Omit every image, and transcribe the remaining entries exactly as given.

_ _ _ _ _ _ _

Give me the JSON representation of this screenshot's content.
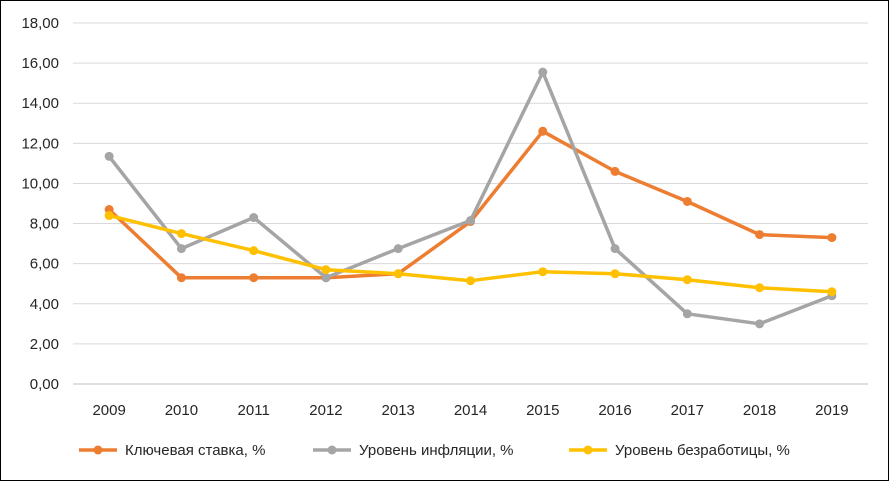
{
  "chart_data": {
    "type": "line",
    "x": [
      "2009",
      "2010",
      "2011",
      "2012",
      "2013",
      "2014",
      "2015",
      "2016",
      "2017",
      "2018",
      "2019"
    ],
    "yticks": [
      "0,00",
      "2,00",
      "4,00",
      "6,00",
      "8,00",
      "10,00",
      "12,00",
      "14,00",
      "16,00",
      "18,00"
    ],
    "ylim": [
      0,
      18
    ],
    "grid": true,
    "legend_position": "bottom",
    "series": [
      {
        "name": "Ключевая ставка, %",
        "color": "#ED7D31",
        "values": [
          8.7,
          5.3,
          5.3,
          5.3,
          5.5,
          8.1,
          12.6,
          10.6,
          9.1,
          7.45,
          7.3
        ]
      },
      {
        "name": "Уровень инфляции, %",
        "color": "#A5A5A5",
        "values": [
          11.35,
          6.75,
          8.3,
          5.3,
          6.75,
          8.15,
          15.55,
          6.75,
          3.5,
          3.0,
          4.4
        ]
      },
      {
        "name": "Уровень безработицы, %",
        "color": "#FFC000",
        "values": [
          8.4,
          7.5,
          6.65,
          5.7,
          5.5,
          5.15,
          5.6,
          5.5,
          5.2,
          4.8,
          4.6
        ]
      }
    ]
  }
}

_ _ _ _ _ _ _

• **Correct response**:
Give me the JSON representation of this screenshot's content.
{
  "chart_data": {
    "type": "line",
    "x": [
      "2009",
      "2010",
      "2011",
      "2012",
      "2013",
      "2014",
      "2015",
      "2016",
      "2017",
      "2018",
      "2019"
    ],
    "yticks": [
      "0,00",
      "2,00",
      "4,00",
      "6,00",
      "8,00",
      "10,00",
      "12,00",
      "14,00",
      "16,00",
      "18,00"
    ],
    "ylim": [
      0,
      18
    ],
    "grid": true,
    "legend_position": "bottom",
    "series": [
      {
        "name": "Ключевая ставка, %",
        "color": "#ED7D31",
        "values": [
          8.7,
          5.3,
          5.3,
          5.3,
          5.5,
          8.1,
          12.6,
          10.6,
          9.1,
          7.45,
          7.3
        ]
      },
      {
        "name": "Уровень инфляции, %",
        "color": "#A5A5A5",
        "values": [
          11.35,
          6.75,
          8.3,
          5.3,
          6.75,
          8.15,
          15.55,
          6.75,
          3.5,
          3.0,
          4.4
        ]
      },
      {
        "name": "Уровень безработицы, %",
        "color": "#FFC000",
        "values": [
          8.4,
          7.5,
          6.65,
          5.7,
          5.5,
          5.15,
          5.6,
          5.5,
          5.2,
          4.8,
          4.6
        ]
      }
    ]
  }
}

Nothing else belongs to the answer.